### Provided information ###

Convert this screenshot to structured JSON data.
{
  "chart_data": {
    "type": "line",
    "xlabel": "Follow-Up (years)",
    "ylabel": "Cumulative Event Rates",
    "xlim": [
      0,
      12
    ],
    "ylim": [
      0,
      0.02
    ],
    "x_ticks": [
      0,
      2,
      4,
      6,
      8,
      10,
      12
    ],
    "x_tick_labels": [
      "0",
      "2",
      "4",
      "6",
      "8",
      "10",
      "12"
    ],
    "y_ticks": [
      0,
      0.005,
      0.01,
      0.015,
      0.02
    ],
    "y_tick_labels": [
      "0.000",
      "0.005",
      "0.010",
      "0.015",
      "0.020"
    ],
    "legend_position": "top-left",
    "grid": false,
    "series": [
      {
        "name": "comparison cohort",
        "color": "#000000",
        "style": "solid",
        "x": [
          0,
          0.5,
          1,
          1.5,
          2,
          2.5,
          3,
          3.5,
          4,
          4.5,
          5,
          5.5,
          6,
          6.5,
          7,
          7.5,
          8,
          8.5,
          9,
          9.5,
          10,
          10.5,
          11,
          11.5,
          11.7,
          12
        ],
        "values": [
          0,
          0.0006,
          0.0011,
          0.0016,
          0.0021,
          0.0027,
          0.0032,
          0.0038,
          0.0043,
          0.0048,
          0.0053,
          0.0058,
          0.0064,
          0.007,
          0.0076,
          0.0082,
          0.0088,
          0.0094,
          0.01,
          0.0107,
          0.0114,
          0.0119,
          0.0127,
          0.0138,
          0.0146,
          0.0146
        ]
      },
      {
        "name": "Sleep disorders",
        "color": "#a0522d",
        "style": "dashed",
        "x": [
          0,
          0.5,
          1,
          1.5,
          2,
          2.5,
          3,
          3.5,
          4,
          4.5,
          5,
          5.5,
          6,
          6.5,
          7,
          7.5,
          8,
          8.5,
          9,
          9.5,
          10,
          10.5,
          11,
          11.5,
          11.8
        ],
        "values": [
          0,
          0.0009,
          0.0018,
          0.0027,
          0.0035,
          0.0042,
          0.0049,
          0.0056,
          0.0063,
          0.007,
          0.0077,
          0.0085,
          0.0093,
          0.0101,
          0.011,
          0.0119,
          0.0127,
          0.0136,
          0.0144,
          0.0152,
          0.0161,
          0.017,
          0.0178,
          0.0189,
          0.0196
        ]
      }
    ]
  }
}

###

▶ Stated problem:
The word "name" may turn up on some lines of these records; say how many, with no other words.

▶ Written solution:
2